Langsam setze ich einen Fuß vor den anderen, Schritt für Schritt, immer im gleichen Tempo. Mein Herz hämmert. Es pumpt und lechzt nach Sauerstoff. Hier oben, inmitten der peruanischen Anden ist die Luft dünn. Was im Flachland eher einem Spaziergang gleich käme, ist auf 3800 Metern eine kleine Expedition.

Früh morgens sind wir zu Fuß zum Cruz del Condor aufgebrochen, um die vom Aussterben bedrohten Kondore zu sehen. Doch mein Körper sendet eindeutige Signale. Das Herz pumpt kräftiger, ich schnaufe schwer und die Muskeln wollen nicht so richtig. Aber dann stehe ich endlich am Rande des Colca Canyons, dem zweittiefsten Canyon der Welt. Von hier aus schaut man nicht nur in die mehrere tausend Meter tiefe Schlucht hinunter, sondern auch auf die zahlreichen Vulkane der Region. 6000 Meter und höher strecken sie ihre Schlote in den Himmel – einer, der Sabancaya, qualmt sogar. Was für ein Anblick!

Könige am Himmel

Noch ist es kühl, die Sonne hat es noch nicht über den Bergkamm geschafft. Es dauert nicht lange, da taucht sie schon auf – und mit ihr der erste Kondor. Ein Raunen geht durch die Luft, als der Vogel zum ersten Mal über unsere Köpfe hinweg gleitet. Kurz darauf sehe ich zwei weitere Tiere. Auch sie beginnen, wahre Kunststücke vor unseren Augen zu vollführen. In weiten Bahnen ziehen sie ihre Kreise und nutzen die Thermik der Schlucht, um zu immer eindrucksvolleren Darbietungen aufzusteigen und majestätisch durch den Canyon zu jagen.

────────────────

**Zu erledigen:**
Gib aus dem Reisebericht über die Kondore am Colca Canyon den Abschnitt von „Langsam setze ich“ bis „für ein Anblick!“ wortgetreu aus. Die Daten spielen hierfür keine Rolle.

**Auszug aus Daten:**
────────────────

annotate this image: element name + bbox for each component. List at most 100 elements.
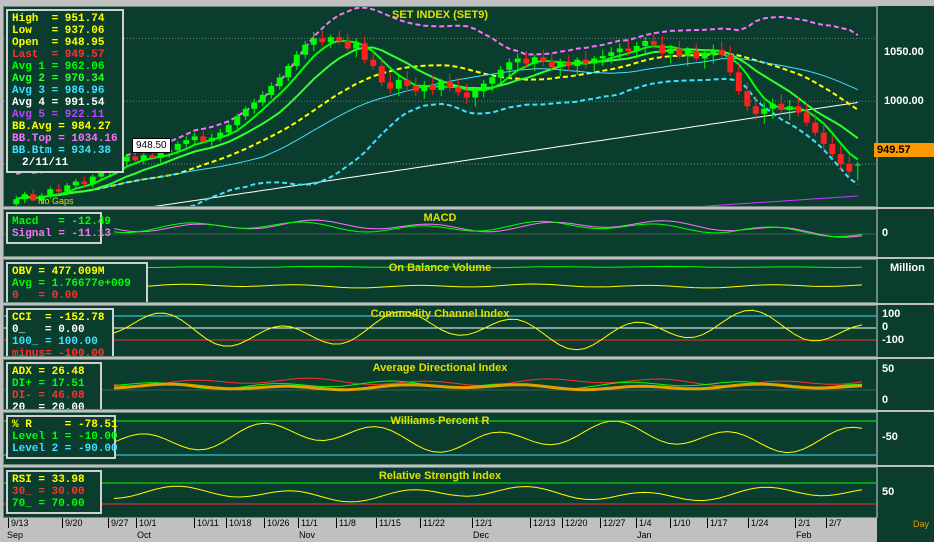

────────────────

**Ergebnis der Übung:**
Langsam setze ich einen Fuß vor den anderen, Schritt für Schritt, immer im gleichen Tempo. Mein Herz hämmert. Es pumpt und lechzt nach Sauerstoff. Hier oben, inmitten der peruanischen Anden ist die Luft dünn. Was im Flachland eher einem Spaziergang gleich käme, ist auf 3800 Metern eine kleine Expedition.

Früh morgens sind wir zu Fuß zum Cruz del Condor aufgebrochen, um die vom Aussterben bedrohten Kondore zu sehen. Doch mein Körper sendet eindeutige Signale. Das Herz pumpt kräftiger, ich schnaufe schwer und die Muskeln wollen nicht so richtig. Aber dann stehe ich endlich am Rande des Colca Canyons, dem zweittiefsten Canyon der Welt. Von hier aus schaut man nicht nur in die mehrere tausend Meter tiefe Schlucht hinunter, sondern auch auf die zahlreichen Vulkane der Region. 6000 Meter und höher strecken sie ihre Schlote in den Himmel – einer, der Sabancaya, qualmt sogar. Was für ein Anblick!